Given problem –
Print the listing below in its entirety, character for character.

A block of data
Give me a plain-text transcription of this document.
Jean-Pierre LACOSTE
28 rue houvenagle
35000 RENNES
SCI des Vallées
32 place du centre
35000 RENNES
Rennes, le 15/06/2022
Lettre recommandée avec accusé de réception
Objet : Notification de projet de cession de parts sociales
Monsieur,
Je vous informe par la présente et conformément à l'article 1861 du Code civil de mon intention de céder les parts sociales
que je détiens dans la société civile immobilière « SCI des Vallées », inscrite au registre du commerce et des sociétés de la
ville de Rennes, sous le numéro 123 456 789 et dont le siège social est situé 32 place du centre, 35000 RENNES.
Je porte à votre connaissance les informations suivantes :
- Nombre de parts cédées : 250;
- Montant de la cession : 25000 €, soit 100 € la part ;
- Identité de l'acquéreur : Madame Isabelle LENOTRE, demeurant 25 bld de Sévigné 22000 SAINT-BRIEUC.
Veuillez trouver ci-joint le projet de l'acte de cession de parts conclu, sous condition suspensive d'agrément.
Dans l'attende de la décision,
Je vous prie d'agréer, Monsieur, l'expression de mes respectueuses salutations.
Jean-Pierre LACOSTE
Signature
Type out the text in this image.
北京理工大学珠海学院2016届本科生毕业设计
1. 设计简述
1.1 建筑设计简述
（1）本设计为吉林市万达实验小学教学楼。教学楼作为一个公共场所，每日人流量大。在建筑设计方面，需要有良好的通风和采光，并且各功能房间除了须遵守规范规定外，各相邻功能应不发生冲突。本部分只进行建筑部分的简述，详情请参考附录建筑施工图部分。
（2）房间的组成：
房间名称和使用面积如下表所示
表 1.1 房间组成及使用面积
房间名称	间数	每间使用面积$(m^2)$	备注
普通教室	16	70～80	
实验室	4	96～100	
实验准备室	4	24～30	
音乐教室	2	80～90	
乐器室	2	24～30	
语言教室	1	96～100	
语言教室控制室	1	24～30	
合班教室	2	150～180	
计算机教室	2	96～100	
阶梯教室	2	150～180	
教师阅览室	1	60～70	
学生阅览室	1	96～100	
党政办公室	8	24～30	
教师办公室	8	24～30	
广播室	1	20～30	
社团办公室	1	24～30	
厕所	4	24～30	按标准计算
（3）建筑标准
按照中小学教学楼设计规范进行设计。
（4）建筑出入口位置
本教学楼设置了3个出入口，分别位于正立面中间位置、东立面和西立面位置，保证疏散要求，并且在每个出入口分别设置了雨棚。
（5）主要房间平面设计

Answer to the problem –
Give me a plain-text transcription of this document.
Jean-Pierre LACOSTE
28 rue houvenagle
35000 RENNES
SCI des Vallées
32 place du centre
35000 RENNES
Rennes, le 15/06/2022
Lettre recommandée avec accusé de réception
Objet : Notification de projet de cession de parts sociales
Monsieur,
Je vous informe par la présente et conformément à l'article 1861 du Code civil de mon intention de céder les parts sociales
que je détiens dans la société civile immobilière « SCI des Vallées », inscrite au registre du commerce et des sociétés de la
ville de Rennes, sous le numéro 123 456 789 et dont le siège social est situé 32 place du centre, 35000 RENNES.
Je porte à votre connaissance les informations suivantes :
- Nombre de parts cédées : 250;
- Montant de la cession : 25000 €, soit 100 € la part ;
- Identité de l'acquéreur : Madame Isabelle LENOTRE, demeurant 25 bld de Sévigné 22000 SAINT-BRIEUC.
Veuillez trouver ci-joint le projet de l'acte de cession de parts conclu, sous condition suspensive d'agrément.
Dans l'attende de la décision,
Je vous prie d'agréer, Monsieur, l'expression de mes respectueuses salutations.
Jean-Pierre LACOSTE
Signature
Type out the text in this image.
北京理工大学珠海学院2016届本科生毕业设计
1. 设计简述
1.1 建筑设计简述
（1）本设计为吉林市万达实验小学教学楼。教学楼作为一个公共场所，每日人流量大。在建筑设计方面，需要有良好的通风和采光，并且各功能房间除了须遵守规范规定外，各相邻功能应不发生冲突。本部分只进行建筑部分的简述，详情请参考附录建筑施工图部分。
（2）房间的组成：
房间名称和使用面积如下表所示
表 1.1 房间组成及使用面积
房间名称	间数	每间使用面积$(m^2)$	备注
普通教室	16	70～80	
实验室	4	96～100	
实验准备室	4	24～30	
音乐教室	2	80～90	
乐器室	2	24～30	
语言教室	1	96～100	
语言教室控制室	1	24～30	
合班教室	2	150～180	
计算机教室	2	96～100	
阶梯教室	2	150～180	
教师阅览室	1	60～70	
学生阅览室	1	96～100	
党政办公室	8	24～30	
教师办公室	8	24～30	
广播室	1	20～30	
社团办公室	1	24～30	
厕所	4	24～30	按标准计算
（3）建筑标准
按照中小学教学楼设计规范进行设计。
（4）建筑出入口位置
本教学楼设置了3个出入口，分别位于正立面中间位置、东立面和西立面位置，保证疏散要求，并且在每个出入口分别设置了雨棚。
（5）主要房间平面设计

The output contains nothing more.